** START Extracted material **
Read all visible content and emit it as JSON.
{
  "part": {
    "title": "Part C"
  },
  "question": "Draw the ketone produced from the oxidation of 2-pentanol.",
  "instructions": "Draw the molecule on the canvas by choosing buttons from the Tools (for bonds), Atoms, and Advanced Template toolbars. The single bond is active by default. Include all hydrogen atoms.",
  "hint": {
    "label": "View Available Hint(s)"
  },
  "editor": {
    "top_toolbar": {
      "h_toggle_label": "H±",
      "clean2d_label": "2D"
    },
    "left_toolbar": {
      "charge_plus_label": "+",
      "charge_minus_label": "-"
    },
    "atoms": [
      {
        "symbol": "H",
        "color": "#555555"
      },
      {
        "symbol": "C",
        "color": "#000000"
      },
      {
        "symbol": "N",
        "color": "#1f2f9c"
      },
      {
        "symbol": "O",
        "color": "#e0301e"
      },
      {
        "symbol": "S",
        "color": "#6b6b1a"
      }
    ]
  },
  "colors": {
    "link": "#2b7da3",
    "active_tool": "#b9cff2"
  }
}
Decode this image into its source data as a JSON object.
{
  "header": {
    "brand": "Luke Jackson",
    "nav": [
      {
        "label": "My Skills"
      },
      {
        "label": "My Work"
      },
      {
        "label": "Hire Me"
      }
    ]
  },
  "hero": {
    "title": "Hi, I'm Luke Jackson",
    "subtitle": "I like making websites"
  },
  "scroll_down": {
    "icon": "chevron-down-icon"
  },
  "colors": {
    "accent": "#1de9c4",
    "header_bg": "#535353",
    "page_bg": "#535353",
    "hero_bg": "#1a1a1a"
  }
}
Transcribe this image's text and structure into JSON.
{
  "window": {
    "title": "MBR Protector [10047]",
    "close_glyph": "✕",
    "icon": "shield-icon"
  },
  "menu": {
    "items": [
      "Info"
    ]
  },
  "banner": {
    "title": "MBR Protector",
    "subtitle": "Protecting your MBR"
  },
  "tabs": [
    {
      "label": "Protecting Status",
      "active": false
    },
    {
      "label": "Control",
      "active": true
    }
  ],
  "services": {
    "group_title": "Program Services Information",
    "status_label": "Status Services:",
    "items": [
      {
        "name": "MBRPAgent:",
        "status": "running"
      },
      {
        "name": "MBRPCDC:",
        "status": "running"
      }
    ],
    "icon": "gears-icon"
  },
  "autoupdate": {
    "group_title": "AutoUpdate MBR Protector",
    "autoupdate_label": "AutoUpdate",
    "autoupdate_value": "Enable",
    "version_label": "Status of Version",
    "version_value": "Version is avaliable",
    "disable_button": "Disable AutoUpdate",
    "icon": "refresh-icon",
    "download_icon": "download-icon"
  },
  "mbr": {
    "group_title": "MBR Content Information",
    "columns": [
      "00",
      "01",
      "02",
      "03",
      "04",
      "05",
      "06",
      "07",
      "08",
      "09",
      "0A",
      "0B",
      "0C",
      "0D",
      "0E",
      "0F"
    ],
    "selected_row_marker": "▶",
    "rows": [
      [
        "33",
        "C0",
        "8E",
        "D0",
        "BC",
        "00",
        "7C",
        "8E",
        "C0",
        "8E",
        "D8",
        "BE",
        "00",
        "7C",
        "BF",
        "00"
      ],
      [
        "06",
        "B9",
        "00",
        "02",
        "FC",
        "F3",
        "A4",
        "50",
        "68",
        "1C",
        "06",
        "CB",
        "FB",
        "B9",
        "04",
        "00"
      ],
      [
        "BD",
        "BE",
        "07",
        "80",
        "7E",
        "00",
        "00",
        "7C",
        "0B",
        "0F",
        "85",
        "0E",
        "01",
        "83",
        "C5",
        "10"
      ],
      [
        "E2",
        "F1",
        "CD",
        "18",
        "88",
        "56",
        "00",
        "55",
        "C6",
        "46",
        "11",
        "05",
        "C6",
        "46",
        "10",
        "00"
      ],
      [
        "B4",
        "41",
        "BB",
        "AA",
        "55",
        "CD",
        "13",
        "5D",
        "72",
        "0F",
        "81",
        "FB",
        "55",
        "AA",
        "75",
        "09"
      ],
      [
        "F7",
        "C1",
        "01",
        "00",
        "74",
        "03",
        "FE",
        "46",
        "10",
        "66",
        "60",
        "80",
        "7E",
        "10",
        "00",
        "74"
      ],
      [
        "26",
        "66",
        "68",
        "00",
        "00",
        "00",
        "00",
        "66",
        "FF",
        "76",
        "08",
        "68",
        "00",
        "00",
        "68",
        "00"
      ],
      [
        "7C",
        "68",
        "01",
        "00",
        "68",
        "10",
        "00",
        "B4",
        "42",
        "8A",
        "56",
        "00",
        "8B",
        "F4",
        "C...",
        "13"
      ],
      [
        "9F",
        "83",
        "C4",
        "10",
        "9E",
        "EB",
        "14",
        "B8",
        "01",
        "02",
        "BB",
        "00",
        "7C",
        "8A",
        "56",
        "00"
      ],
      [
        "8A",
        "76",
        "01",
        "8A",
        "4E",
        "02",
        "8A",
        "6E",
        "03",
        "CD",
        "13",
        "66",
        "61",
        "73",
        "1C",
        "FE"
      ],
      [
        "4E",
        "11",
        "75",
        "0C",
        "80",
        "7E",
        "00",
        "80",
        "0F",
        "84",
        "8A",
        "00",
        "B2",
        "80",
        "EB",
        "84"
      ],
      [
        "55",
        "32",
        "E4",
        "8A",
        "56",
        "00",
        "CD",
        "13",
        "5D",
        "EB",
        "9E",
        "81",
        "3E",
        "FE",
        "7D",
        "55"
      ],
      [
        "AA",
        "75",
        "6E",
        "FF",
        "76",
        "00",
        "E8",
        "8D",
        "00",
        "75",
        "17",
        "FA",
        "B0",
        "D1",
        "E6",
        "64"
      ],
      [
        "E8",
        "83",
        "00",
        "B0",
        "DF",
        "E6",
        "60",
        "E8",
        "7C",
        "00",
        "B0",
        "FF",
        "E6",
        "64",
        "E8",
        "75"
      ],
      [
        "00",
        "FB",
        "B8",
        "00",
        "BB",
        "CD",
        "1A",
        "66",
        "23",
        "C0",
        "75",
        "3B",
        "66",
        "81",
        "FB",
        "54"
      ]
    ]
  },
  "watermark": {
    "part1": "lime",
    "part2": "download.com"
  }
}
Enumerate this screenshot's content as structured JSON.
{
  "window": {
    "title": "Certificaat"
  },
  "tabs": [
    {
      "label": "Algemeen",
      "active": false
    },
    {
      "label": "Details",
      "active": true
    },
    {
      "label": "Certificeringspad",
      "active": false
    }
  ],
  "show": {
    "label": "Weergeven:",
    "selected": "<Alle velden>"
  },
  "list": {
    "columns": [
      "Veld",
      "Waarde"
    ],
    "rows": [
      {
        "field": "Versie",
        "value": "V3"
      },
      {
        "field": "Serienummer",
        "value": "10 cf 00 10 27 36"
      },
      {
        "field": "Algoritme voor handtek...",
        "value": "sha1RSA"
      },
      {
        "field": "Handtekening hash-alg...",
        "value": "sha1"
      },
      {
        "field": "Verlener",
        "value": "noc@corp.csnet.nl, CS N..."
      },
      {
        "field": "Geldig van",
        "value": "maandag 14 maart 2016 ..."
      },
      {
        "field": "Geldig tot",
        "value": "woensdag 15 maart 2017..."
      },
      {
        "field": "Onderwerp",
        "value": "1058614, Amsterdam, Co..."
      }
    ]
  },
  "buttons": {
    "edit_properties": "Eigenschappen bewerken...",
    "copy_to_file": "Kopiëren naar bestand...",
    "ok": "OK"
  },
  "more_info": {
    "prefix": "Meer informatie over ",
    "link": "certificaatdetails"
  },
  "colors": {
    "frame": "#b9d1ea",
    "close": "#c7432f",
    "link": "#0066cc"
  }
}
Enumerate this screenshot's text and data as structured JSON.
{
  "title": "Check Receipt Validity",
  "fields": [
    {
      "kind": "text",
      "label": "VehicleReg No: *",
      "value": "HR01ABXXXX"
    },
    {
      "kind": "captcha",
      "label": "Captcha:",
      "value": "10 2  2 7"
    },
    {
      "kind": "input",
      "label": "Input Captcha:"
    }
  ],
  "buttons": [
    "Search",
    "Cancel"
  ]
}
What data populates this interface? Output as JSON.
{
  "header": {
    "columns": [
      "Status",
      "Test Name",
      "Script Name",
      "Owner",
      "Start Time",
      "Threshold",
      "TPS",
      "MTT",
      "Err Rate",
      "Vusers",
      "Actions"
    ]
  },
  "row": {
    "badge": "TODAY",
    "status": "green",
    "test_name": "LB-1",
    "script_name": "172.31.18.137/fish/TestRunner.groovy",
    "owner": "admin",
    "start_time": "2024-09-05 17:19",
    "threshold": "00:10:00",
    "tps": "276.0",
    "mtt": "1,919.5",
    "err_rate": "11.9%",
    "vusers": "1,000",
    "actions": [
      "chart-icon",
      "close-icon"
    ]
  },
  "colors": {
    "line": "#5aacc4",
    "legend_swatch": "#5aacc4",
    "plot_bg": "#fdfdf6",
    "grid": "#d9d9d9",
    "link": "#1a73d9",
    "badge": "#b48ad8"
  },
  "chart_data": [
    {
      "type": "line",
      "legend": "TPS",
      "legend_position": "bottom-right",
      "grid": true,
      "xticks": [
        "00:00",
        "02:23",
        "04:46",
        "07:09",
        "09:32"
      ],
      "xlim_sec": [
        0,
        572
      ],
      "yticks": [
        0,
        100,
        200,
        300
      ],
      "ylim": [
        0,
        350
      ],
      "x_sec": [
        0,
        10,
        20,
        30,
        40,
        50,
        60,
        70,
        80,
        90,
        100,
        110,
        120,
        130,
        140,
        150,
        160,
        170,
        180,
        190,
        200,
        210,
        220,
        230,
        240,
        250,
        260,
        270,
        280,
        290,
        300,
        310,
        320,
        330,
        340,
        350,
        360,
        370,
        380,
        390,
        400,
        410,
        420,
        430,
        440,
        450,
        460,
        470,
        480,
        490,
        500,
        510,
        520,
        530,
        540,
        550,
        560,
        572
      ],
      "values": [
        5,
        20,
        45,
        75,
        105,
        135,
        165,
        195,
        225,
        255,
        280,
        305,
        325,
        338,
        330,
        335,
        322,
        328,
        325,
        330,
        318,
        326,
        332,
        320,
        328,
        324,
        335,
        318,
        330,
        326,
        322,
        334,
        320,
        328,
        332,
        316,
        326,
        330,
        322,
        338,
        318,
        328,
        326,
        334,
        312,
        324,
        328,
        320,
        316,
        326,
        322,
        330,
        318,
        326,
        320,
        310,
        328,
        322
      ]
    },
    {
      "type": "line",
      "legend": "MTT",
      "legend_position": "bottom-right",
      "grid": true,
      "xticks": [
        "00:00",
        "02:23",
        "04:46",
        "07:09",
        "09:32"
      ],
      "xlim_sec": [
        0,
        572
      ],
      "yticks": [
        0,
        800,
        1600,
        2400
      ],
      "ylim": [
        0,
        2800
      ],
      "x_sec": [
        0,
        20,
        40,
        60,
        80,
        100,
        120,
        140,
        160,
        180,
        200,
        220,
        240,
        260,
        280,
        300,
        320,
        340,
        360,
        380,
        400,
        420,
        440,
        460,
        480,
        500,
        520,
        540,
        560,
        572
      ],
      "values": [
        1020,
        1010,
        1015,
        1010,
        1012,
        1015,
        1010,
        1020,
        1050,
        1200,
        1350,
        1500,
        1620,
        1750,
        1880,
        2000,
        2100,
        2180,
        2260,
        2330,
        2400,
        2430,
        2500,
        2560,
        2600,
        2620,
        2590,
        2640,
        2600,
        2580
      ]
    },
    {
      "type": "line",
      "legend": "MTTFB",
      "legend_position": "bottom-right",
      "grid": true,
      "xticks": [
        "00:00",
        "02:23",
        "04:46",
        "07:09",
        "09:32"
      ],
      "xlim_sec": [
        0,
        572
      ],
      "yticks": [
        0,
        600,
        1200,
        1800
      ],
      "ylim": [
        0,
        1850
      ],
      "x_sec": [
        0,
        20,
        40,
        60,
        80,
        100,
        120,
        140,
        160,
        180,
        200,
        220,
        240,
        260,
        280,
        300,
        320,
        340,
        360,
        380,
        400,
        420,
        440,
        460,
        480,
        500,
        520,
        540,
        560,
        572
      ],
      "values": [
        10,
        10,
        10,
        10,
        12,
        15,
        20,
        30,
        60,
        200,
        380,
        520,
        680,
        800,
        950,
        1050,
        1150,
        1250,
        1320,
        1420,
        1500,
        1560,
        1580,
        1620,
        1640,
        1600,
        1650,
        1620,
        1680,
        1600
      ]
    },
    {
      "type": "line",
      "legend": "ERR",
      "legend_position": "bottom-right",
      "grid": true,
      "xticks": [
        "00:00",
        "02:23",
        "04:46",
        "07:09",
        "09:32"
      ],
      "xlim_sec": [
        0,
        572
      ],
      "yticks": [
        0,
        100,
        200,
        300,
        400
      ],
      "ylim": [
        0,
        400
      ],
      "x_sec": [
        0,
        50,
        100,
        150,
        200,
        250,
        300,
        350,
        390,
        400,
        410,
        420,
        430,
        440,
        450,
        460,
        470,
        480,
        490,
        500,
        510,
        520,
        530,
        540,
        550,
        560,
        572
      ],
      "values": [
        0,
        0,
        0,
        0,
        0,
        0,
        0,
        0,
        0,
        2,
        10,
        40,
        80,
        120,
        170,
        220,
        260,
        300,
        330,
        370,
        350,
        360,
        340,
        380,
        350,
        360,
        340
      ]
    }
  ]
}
** END Extracted material **
* _Set problem_
Take every line from the records above that has the word "Information" and copy it.

* _Task solution_
    "group_title": "Program Services Information",
    "group_title": "MBR Content Information",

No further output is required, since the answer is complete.